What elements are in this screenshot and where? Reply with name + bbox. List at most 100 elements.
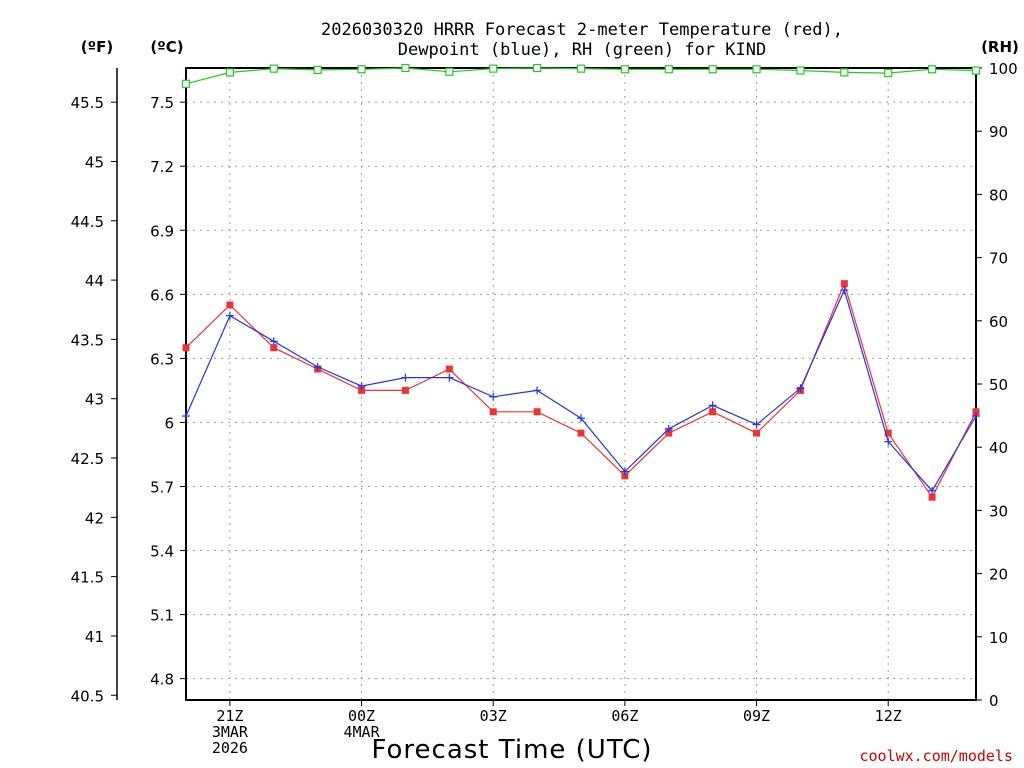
celsius-tick-label: 7.5 (150, 94, 174, 112)
dewpoint-point (708, 401, 717, 410)
temperature-point (840, 280, 848, 288)
fahrenheit-axis-ticks: 40.5 41 41.5 42 42.5 43 43.5 44 44.5 45 45.5 (71, 94, 117, 705)
time-tick-label: 3MAR (212, 723, 249, 741)
temperature-point (270, 344, 278, 352)
rh-point (664, 65, 673, 74)
time-tick-label: 09Z (743, 707, 770, 725)
fahrenheit-tick-label: 44.5 (71, 213, 104, 231)
rh-tick-label: 50 (989, 376, 1008, 394)
rh-point (928, 65, 937, 74)
rh-tick-label: 0 (989, 692, 999, 710)
axes (116, 67, 977, 701)
fahrenheit-tick-label: 40.5 (71, 687, 104, 705)
temperature-point (709, 408, 717, 416)
grid-lines (186, 68, 976, 700)
rh-point (269, 64, 278, 73)
celsius-tick-label: 4.8 (150, 671, 174, 689)
rh-point (533, 63, 542, 73)
temperature-point (226, 301, 234, 309)
rh-series (181, 63, 981, 88)
rh-tick-label: 70 (989, 250, 1008, 268)
temperature-point (182, 344, 190, 352)
time-tick-label: 03Z (480, 707, 507, 725)
celsius-unit-label: (ºC) (150, 38, 183, 56)
temperature-point (665, 429, 673, 437)
rh-point (489, 64, 498, 73)
data-series (181, 63, 981, 501)
celsius-tick-label: 6 (164, 414, 174, 432)
dewpoint-point (182, 412, 190, 421)
temperature-point (533, 408, 541, 416)
rh-point (445, 67, 454, 76)
temperature-point (489, 408, 497, 416)
plot-frame (185, 67, 977, 701)
temperature-point (928, 493, 936, 501)
rh-point (181, 79, 191, 88)
time-tick-label: 00Z (348, 707, 375, 725)
rh-point (884, 68, 893, 78)
rh-tick-label: 40 (989, 439, 1008, 457)
fahrenheit-tick-label: 41 (85, 628, 104, 646)
dewpoint-point (972, 412, 980, 421)
time-tick-label: 06Z (611, 707, 638, 725)
fahrenheit-tick-label: 41.5 (71, 569, 104, 587)
fahrenheit-tick-label: 45 (85, 153, 104, 171)
fahrenheit-tick-label: 43.5 (71, 331, 104, 349)
chart-title: 2026030320 HRRR Forecast 2-meter Tempera… (321, 20, 843, 60)
dewpoint-point (840, 286, 849, 295)
dewpoint-point (752, 420, 761, 429)
credit-link[interactable]: coolwx.com/models (859, 747, 1013, 765)
dewpoint-point (664, 424, 673, 433)
fahrenheit-unit-label: (ºF) (81, 38, 113, 56)
dewpoint-point (401, 373, 410, 382)
temperature-point (401, 386, 409, 394)
title-line-1: 2026030320 HRRR Forecast 2-meter Tempera… (321, 20, 843, 40)
fahrenheit-tick-label: 44 (85, 272, 104, 290)
dewpoint-point (577, 414, 585, 423)
dewpoint-point (796, 384, 805, 393)
rh-point (401, 63, 410, 73)
rh-tick-label: 30 (989, 502, 1008, 520)
rh-point (620, 65, 629, 74)
temperature-series (182, 280, 980, 501)
fahrenheit-tick-label: 45.5 (71, 94, 104, 112)
x-axis-title: Forecast Time (UTC) (371, 735, 652, 765)
rh-point (752, 65, 761, 74)
dewpoint-point (533, 386, 542, 395)
temperature-point (884, 429, 892, 437)
rh-point (708, 65, 717, 74)
rh-tick-label: 90 (989, 123, 1008, 141)
rh-point (796, 66, 805, 75)
dewpoint-point (489, 392, 498, 401)
title-line-2: Dewpoint (blue), RH (green) for KIND (398, 40, 766, 60)
celsius-tick-label: 5.7 (150, 478, 174, 496)
celsius-axis-ticks: 4.8 5.1 5.4 5.7 6 6.3 6.6 6.9 7.2 7.5 (150, 94, 186, 689)
celsius-tick-label: 7.2 (150, 158, 174, 176)
celsius-tick-label: 6.6 (150, 286, 174, 304)
dewpoint-point (357, 382, 366, 391)
rh-point (313, 65, 322, 74)
dewpoint-point (313, 362, 322, 371)
rh-point (225, 68, 234, 77)
rh-tick-label: 10 (989, 629, 1008, 647)
temperature-line (185, 281, 977, 499)
dewpoint-point (620, 467, 629, 476)
rh-point (971, 66, 981, 75)
dewpoint-point (884, 437, 893, 446)
celsius-tick-label: 5.1 (150, 607, 174, 625)
celsius-tick-label: 6.9 (150, 222, 174, 240)
rh-axis-ticks: 0 10 20 30 40 50 60 70 80 90 100 (976, 60, 1018, 710)
temperature-point (577, 429, 585, 437)
dewpoint-point (225, 311, 234, 320)
fahrenheit-tick-label: 42.5 (71, 450, 104, 468)
temperature-point (753, 429, 761, 437)
dewpoint-point (928, 486, 937, 495)
rh-point (357, 65, 366, 74)
rh-unit-label: (RH) (981, 38, 1019, 56)
temperature-point (358, 386, 366, 394)
time-tick-label: 12Z (875, 707, 902, 725)
temperature-point (621, 472, 629, 480)
dewpoint-point (445, 373, 454, 382)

▸ What this task involves:
Copy out the listing above line for line, without changing anything, and leave out the picture.

▸ Output of the task:
What elements are in this screenshot and where? Reply with name + bbox. List at most 100 elements.
celsius-tick-label: 7.5 (150, 94, 174, 112)
dewpoint-point (708, 401, 717, 410)
temperature-point (840, 280, 848, 288)
fahrenheit-axis-ticks: 40.5 41 41.5 42 42.5 43 43.5 44 44.5 45 45.5 (71, 94, 117, 705)
time-tick-label: 3MAR (212, 723, 249, 741)
temperature-point (270, 344, 278, 352)
rh-point (664, 65, 673, 74)
time-tick-label: 09Z (743, 707, 770, 725)
fahrenheit-tick-label: 44.5 (71, 213, 104, 231)
rh-tick-label: 50 (989, 376, 1008, 394)
rh-point (928, 65, 937, 74)
rh-tick-label: 0 (989, 692, 999, 710)
axes (116, 67, 977, 701)
fahrenheit-tick-label: 40.5 (71, 687, 104, 705)
temperature-point (709, 408, 717, 416)
grid-lines (186, 68, 976, 700)
rh-point (269, 64, 278, 73)
celsius-tick-label: 4.8 (150, 671, 174, 689)
rh-point (533, 63, 542, 73)
temperature-point (226, 301, 234, 309)
rh-series (181, 63, 981, 88)
rh-tick-label: 70 (989, 250, 1008, 268)
temperature-point (182, 344, 190, 352)
time-tick-label: 03Z (480, 707, 507, 725)
celsius-unit-label: (ºC) (150, 38, 183, 56)
temperature-point (665, 429, 673, 437)
rh-point (489, 64, 498, 73)
data-series (181, 63, 981, 501)
celsius-tick-label: 6 (164, 414, 174, 432)
dewpoint-point (182, 412, 190, 421)
temperature-point (533, 408, 541, 416)
rh-point (445, 67, 454, 76)
temperature-point (489, 408, 497, 416)
plot-frame (185, 67, 977, 701)
temperature-point (928, 493, 936, 501)
rh-point (181, 79, 191, 88)
time-tick-label: 00Z (348, 707, 375, 725)
rh-point (884, 68, 893, 78)
rh-tick-label: 40 (989, 439, 1008, 457)
fahrenheit-tick-label: 41 (85, 628, 104, 646)
dewpoint-point (972, 412, 980, 421)
time-tick-label: 06Z (611, 707, 638, 725)
fahrenheit-tick-label: 41.5 (71, 569, 104, 587)
fahrenheit-tick-label: 45 (85, 153, 104, 171)
fahrenheit-tick-label: 43.5 (71, 331, 104, 349)
chart-title: 2026030320 HRRR Forecast 2-meter Tempera… (321, 20, 843, 60)
dewpoint-point (840, 286, 849, 295)
dewpoint-point (752, 420, 761, 429)
credit-link[interactable]: coolwx.com/models (859, 747, 1013, 765)
dewpoint-point (664, 424, 673, 433)
fahrenheit-unit-label: (ºF) (81, 38, 113, 56)
dewpoint-point (401, 373, 410, 382)
temperature-point (401, 386, 409, 394)
title-line-1: 2026030320 HRRR Forecast 2-meter Tempera… (321, 20, 843, 40)
fahrenheit-tick-label: 44 (85, 272, 104, 290)
dewpoint-point (577, 414, 585, 423)
dewpoint-point (796, 384, 805, 393)
rh-point (401, 63, 410, 73)
rh-tick-label: 30 (989, 502, 1008, 520)
rh-point (620, 65, 629, 74)
temperature-series (182, 280, 980, 501)
fahrenheit-tick-label: 45.5 (71, 94, 104, 112)
x-axis-title: Forecast Time (UTC) (371, 735, 652, 765)
rh-point (752, 65, 761, 74)
dewpoint-point (533, 386, 542, 395)
temperature-point (884, 429, 892, 437)
rh-point (708, 65, 717, 74)
rh-tick-label: 90 (989, 123, 1008, 141)
rh-point (796, 66, 805, 75)
dewpoint-point (489, 392, 498, 401)
title-line-2: Dewpoint (blue), RH (green) for KIND (398, 40, 766, 60)
celsius-tick-label: 5.7 (150, 478, 174, 496)
celsius-axis-ticks: 4.8 5.1 5.4 5.7 6 6.3 6.6 6.9 7.2 7.5 (150, 94, 186, 689)
celsius-tick-label: 7.2 (150, 158, 174, 176)
celsius-tick-label: 6.6 (150, 286, 174, 304)
dewpoint-point (357, 382, 366, 391)
rh-point (313, 65, 322, 74)
dewpoint-point (313, 362, 322, 371)
rh-point (225, 68, 234, 77)
rh-tick-label: 10 (989, 629, 1008, 647)
temperature-line (185, 281, 977, 499)
dewpoint-point (620, 467, 629, 476)
rh-point (971, 66, 981, 75)
dewpoint-point (884, 437, 893, 446)
celsius-tick-label: 5.1 (150, 607, 174, 625)
celsius-tick-label: 6.9 (150, 222, 174, 240)
rh-axis-ticks: 0 10 20 30 40 50 60 70 80 90 100 (976, 60, 1018, 710)
temperature-point (577, 429, 585, 437)
dewpoint-point (225, 311, 234, 320)
fahrenheit-tick-label: 42.5 (71, 450, 104, 468)
temperature-point (753, 429, 761, 437)
dewpoint-point (928, 486, 937, 495)
rh-point (357, 65, 366, 74)
rh-unit-label: (RH) (981, 38, 1019, 56)
temperature-point (358, 386, 366, 394)
time-tick-label: 12Z (875, 707, 902, 725)
temperature-point (621, 472, 629, 480)
dewpoint-point (445, 373, 454, 382)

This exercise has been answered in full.